TASK GOAL >>
Below is a block of records; reproduce all of them exactly and leave out any pictures.

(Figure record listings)

- - - - - - -

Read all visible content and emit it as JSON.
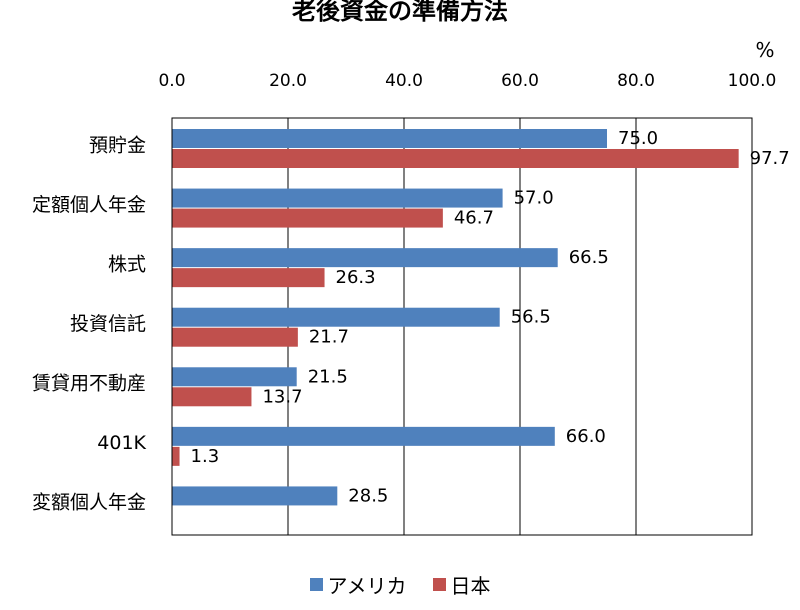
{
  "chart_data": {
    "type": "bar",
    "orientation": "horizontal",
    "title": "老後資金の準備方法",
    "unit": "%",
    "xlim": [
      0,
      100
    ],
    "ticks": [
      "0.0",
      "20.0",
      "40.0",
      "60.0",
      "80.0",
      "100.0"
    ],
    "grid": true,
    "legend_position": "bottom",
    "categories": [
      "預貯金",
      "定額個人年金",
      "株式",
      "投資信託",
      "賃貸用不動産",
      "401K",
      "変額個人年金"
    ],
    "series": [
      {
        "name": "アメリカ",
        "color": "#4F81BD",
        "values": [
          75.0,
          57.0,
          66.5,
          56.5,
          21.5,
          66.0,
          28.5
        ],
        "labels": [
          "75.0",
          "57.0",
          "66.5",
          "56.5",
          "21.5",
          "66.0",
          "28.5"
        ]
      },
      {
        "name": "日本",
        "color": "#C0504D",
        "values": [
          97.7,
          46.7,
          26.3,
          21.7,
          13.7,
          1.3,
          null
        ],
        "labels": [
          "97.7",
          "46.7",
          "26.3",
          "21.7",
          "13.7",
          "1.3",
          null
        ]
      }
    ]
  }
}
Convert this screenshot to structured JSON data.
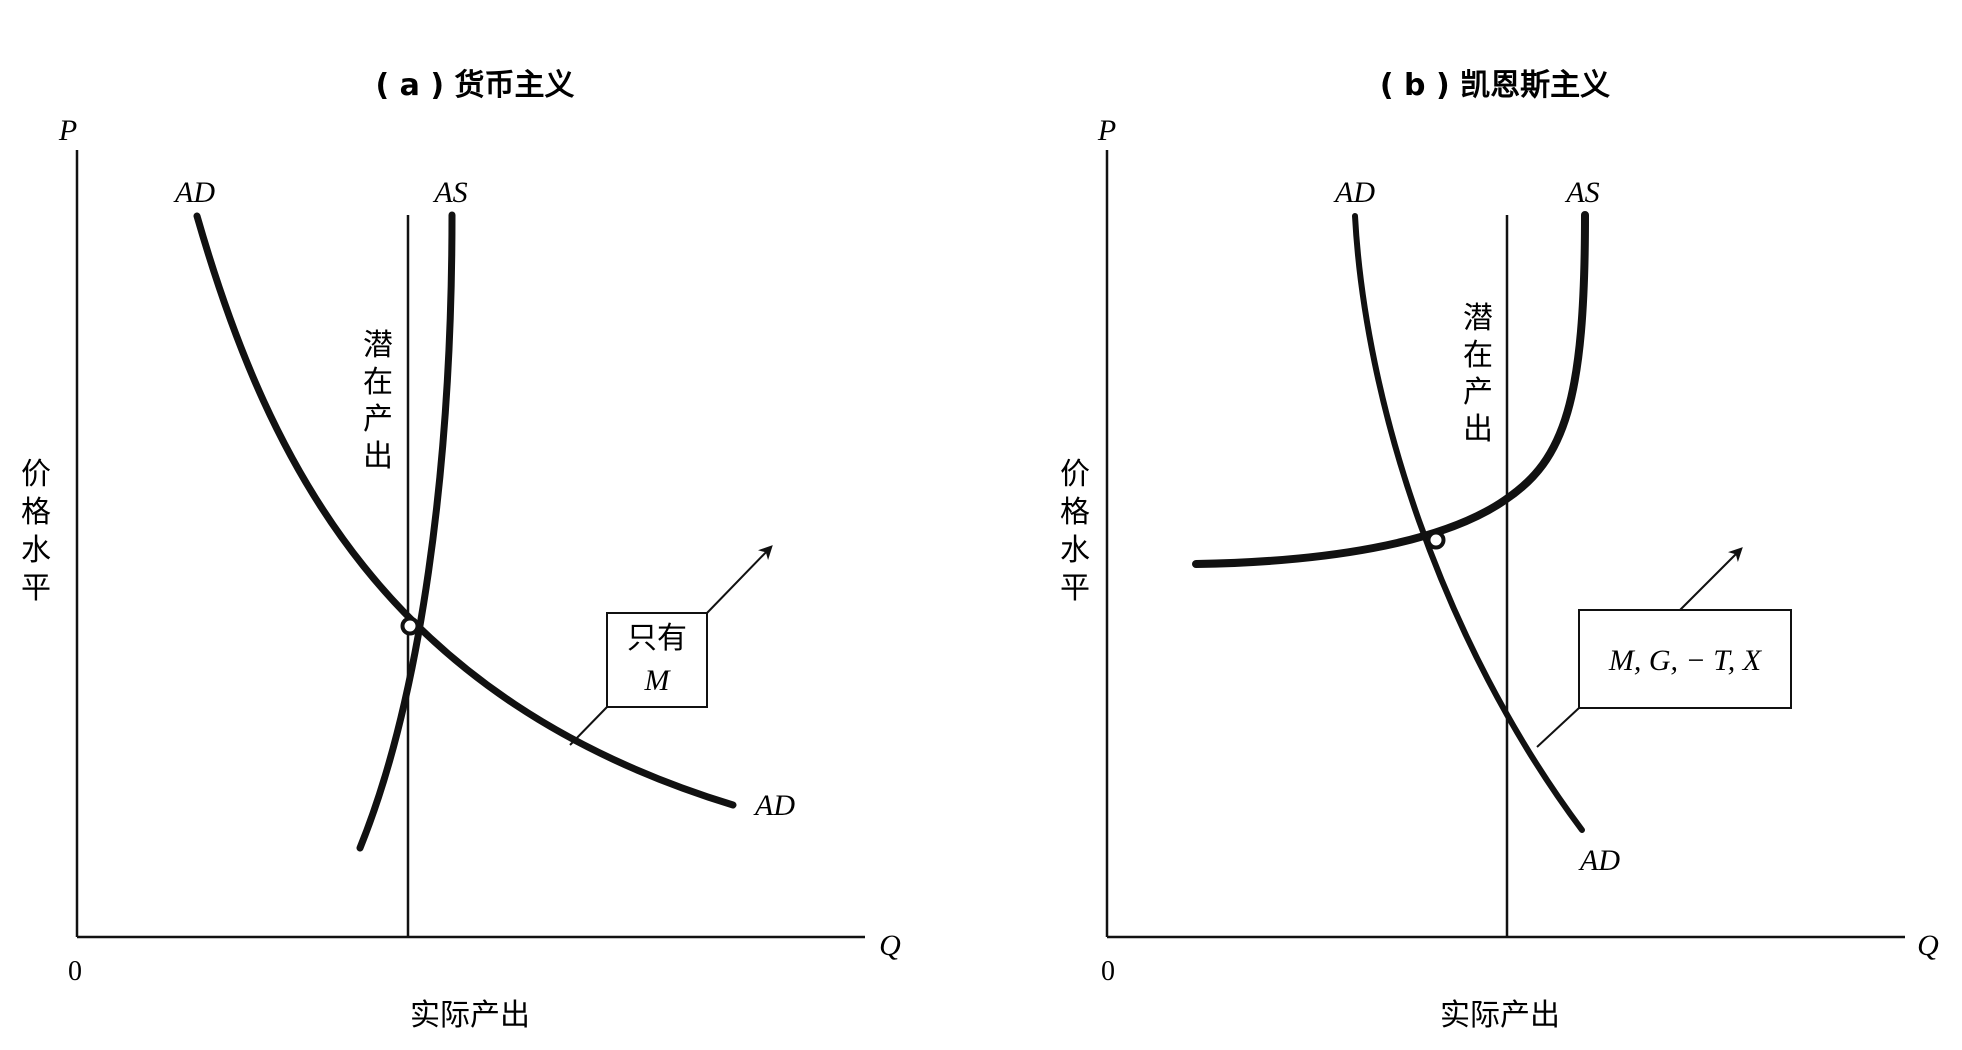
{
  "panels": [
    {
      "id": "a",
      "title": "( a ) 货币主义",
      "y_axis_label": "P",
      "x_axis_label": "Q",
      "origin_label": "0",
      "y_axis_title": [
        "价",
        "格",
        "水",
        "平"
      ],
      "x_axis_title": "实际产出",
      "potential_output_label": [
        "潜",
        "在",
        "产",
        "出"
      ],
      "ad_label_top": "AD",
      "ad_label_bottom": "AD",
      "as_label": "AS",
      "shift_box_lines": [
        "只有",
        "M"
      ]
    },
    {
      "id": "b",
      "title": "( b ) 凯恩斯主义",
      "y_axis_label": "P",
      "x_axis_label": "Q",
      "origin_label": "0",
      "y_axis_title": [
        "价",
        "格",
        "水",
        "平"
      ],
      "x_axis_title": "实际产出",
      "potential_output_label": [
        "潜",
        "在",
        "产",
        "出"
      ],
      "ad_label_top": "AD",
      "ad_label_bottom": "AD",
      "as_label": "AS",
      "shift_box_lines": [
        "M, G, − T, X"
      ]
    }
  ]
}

- - - - - - -

OUTPUT >>
Read all visible content and emit it as JSON.
{
  "chart_data": {
    "type": "bar",
    "orientation": "horizontal",
    "title": "老後資金の準備方法",
    "unit": "%",
    "xlim": [
      0,
      100
    ],
    "ticks": [
      "0.0",
      "20.0",
      "40.0",
      "60.0",
      "80.0",
      "100.0"
    ],
    "grid": true,
    "legend_position": "bottom",
    "categories": [
      "預貯金",
      "定額個人年金",
      "株式",
      "投資信託",
      "賃貸用不動産",
      "401K",
      "変額個人年金"
    ],
    "series": [
      {
        "name": "アメリカ",
        "color": "#4F81BD",
        "values": [
          75.0,
          57.0,
          66.5,
          56.5,
          21.5,
          66.0,
          28.5
        ],
        "labels": [
          "75.0",
          "57.0",
          "66.5",
          "56.5",
          "21.5",
          "66.0",
          "28.5"
        ]
      },
      {
        "name": "日本",
        "color": "#C0504D",
        "values": [
          97.7,
          46.7,
          26.3,
          21.7,
          13.7,
          1.3,
          null
        ],
        "labels": [
          "97.7",
          "46.7",
          "26.3",
          "21.7",
          "13.7",
          "1.3",
          null
        ]
      }
    ]
  }
}
Convert this screenshot to structured JSON data.
{
  "panels": [
    {
      "id": "a",
      "title": "( a ) 货币主义",
      "y_axis_label": "P",
      "x_axis_label": "Q",
      "origin_label": "0",
      "y_axis_title": [
        "价",
        "格",
        "水",
        "平"
      ],
      "x_axis_title": "实际产出",
      "potential_output_label": [
        "潜",
        "在",
        "产",
        "出"
      ],
      "ad_label_top": "AD",
      "ad_label_bottom": "AD",
      "as_label": "AS",
      "shift_box_lines": [
        "只有",
        "M"
      ]
    },
    {
      "id": "b",
      "title": "( b ) 凯恩斯主义",
      "y_axis_label": "P",
      "x_axis_label": "Q",
      "origin_label": "0",
      "y_axis_title": [
        "价",
        "格",
        "水",
        "平"
      ],
      "x_axis_title": "实际产出",
      "potential_output_label": [
        "潜",
        "在",
        "产",
        "出"
      ],
      "ad_label_top": "AD",
      "ad_label_bottom": "AD",
      "as_label": "AS",
      "shift_box_lines": [
        "M, G, − T, X"
      ]
    }
  ]
}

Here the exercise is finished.